* _WHAT IS REQUIRED_:
Search the material for "aussi" and show all lines that contain it.

* _DATA FOR THIS TASK_:
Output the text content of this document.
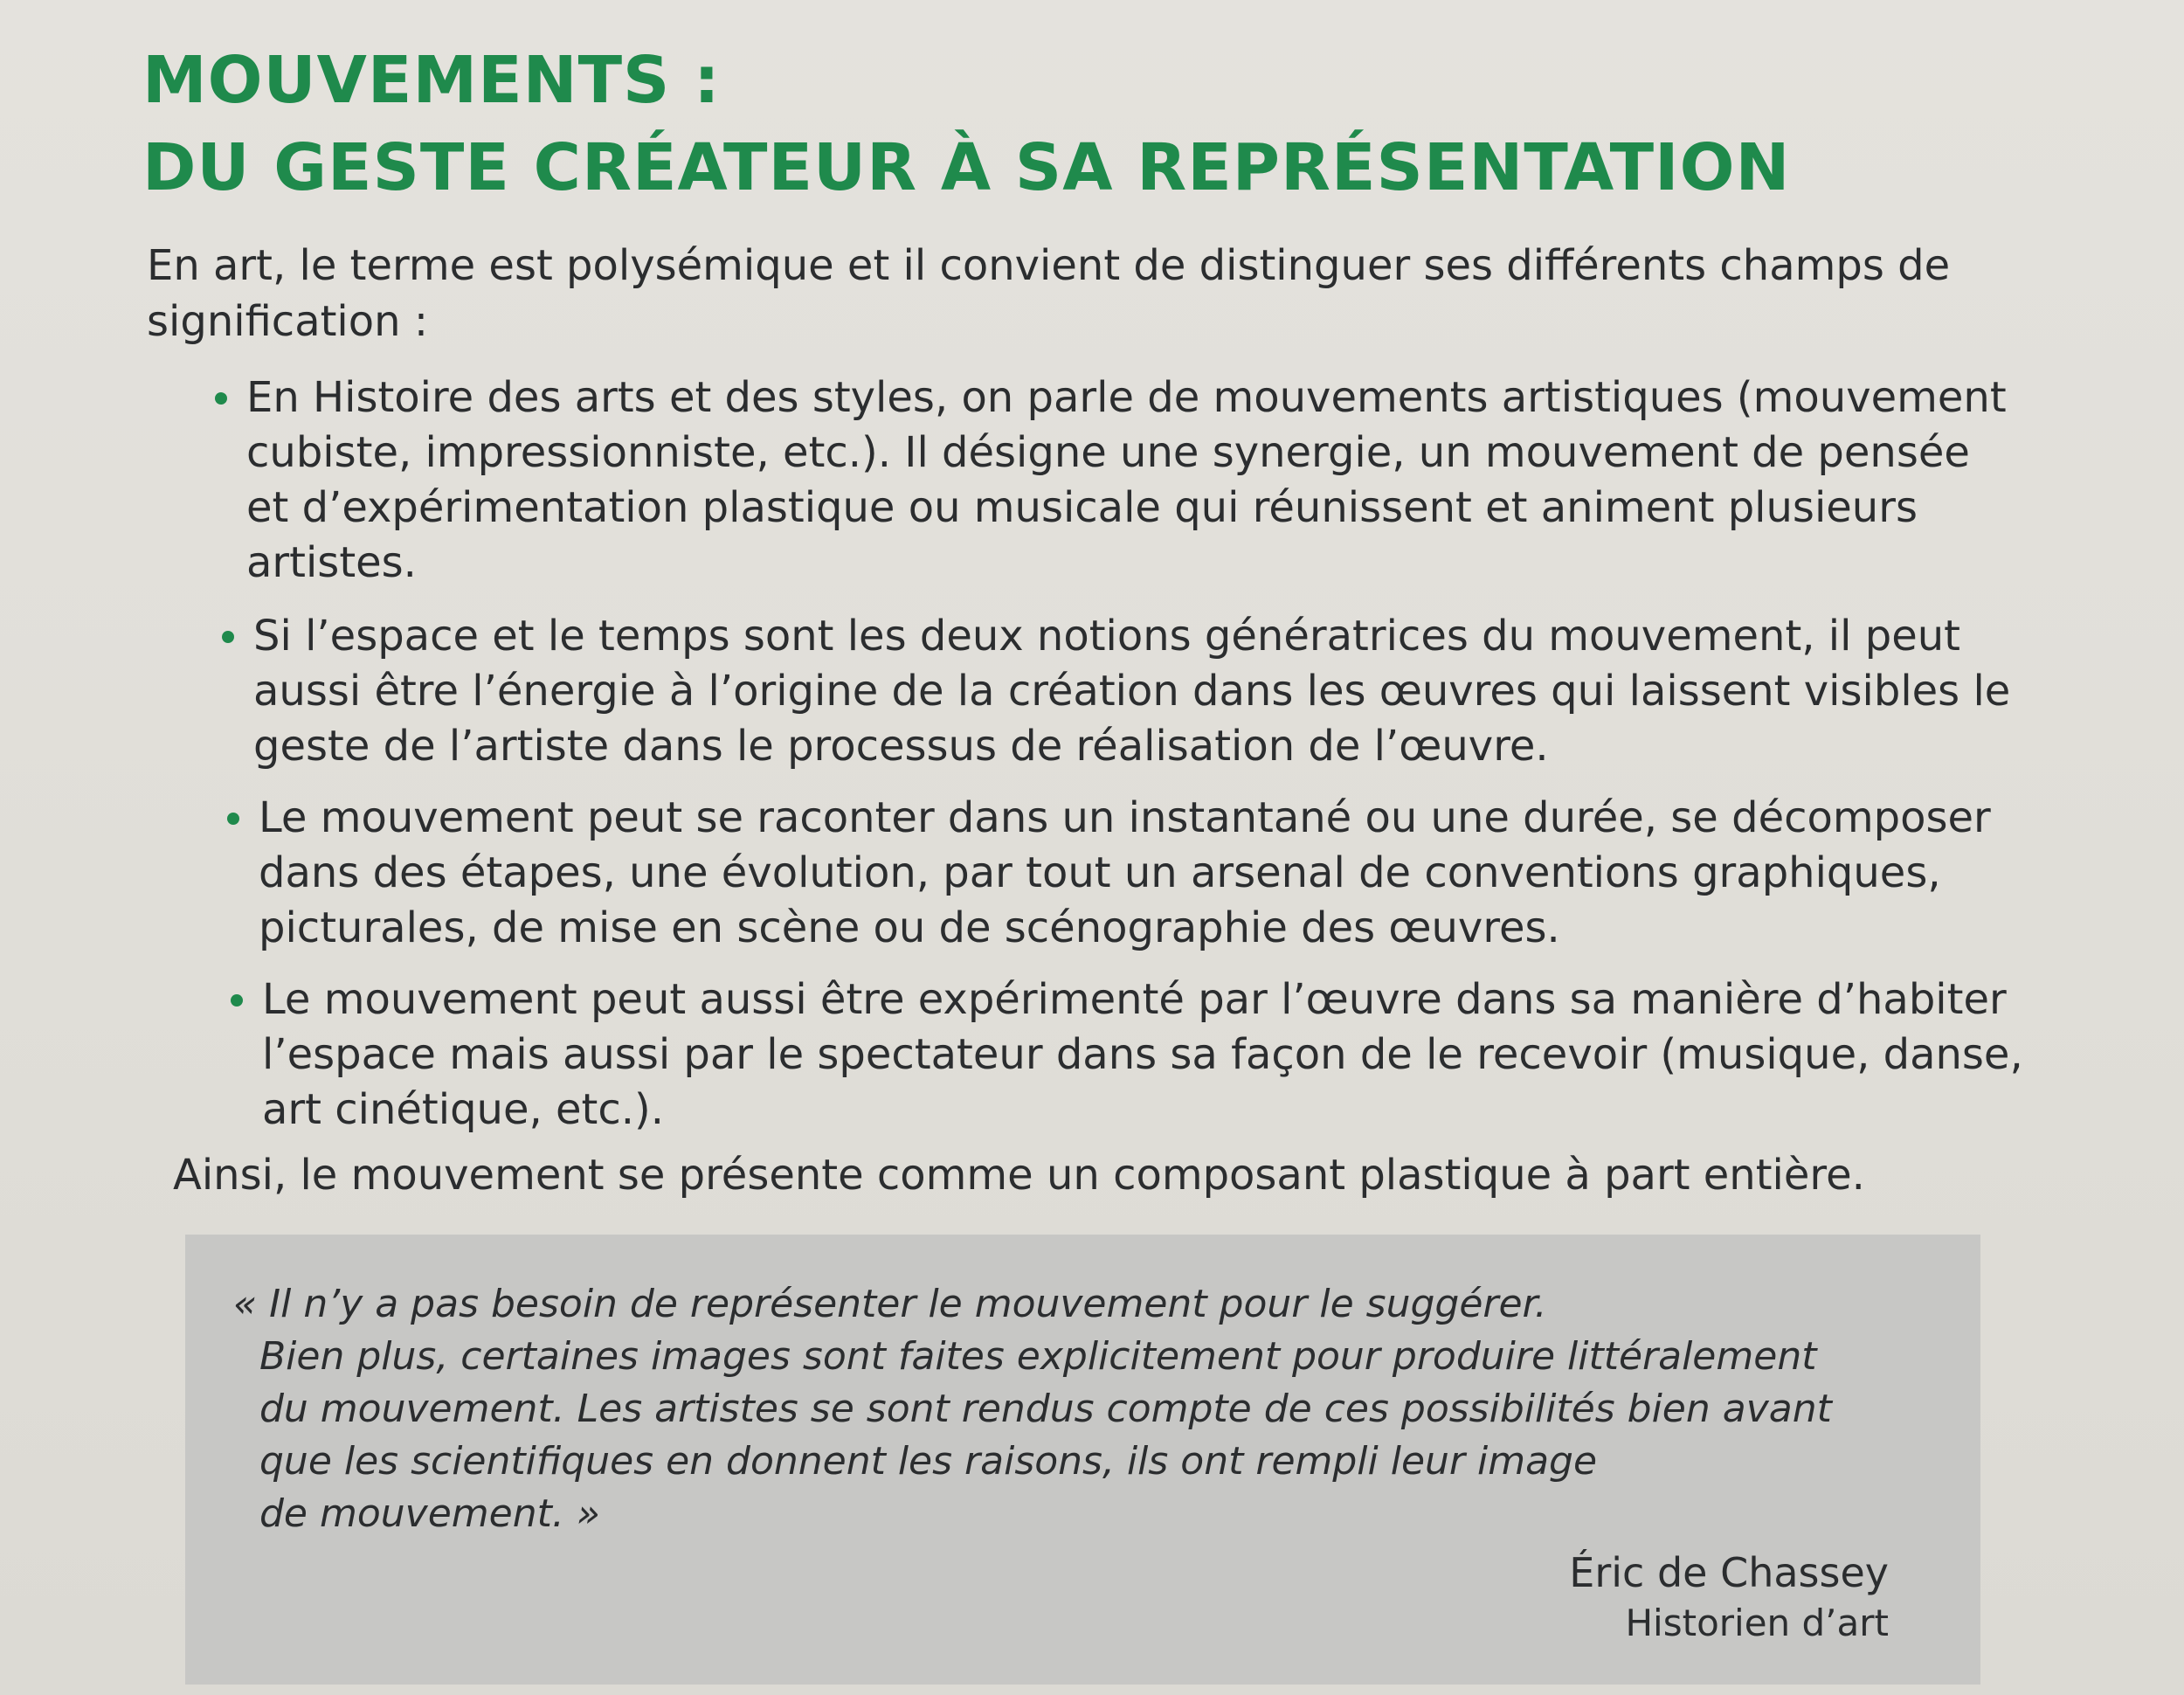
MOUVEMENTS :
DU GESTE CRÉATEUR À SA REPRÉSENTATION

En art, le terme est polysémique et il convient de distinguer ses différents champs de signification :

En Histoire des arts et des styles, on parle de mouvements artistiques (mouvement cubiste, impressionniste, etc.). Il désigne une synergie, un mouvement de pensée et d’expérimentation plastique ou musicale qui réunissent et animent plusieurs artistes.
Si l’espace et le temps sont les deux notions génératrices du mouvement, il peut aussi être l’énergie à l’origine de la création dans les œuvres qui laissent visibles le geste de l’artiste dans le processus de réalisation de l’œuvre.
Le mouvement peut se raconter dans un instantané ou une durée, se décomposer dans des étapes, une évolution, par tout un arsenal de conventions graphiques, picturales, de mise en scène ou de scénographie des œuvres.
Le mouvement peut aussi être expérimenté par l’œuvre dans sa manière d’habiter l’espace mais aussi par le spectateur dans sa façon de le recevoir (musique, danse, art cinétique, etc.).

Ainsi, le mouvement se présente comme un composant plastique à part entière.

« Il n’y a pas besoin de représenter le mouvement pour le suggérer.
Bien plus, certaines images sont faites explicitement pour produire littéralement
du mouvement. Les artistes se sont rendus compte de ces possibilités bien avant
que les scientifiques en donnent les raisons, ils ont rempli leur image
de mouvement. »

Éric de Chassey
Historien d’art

* _THE COMPLETED TASK_:
Si l’espace et le temps sont les deux notions génératrices du mouvement, il peut aussi être l’énergie à l’origine de la création dans les œuvres qui laissent visibles le geste de l’artiste dans le processus de réalisation de l’œuvre.
Le mouvement peut aussi être expérimenté par l’œuvre dans sa manière d’habiter l’espace mais aussi par le spectateur dans sa façon de le recevoir (musique, danse, art cinétique, etc.).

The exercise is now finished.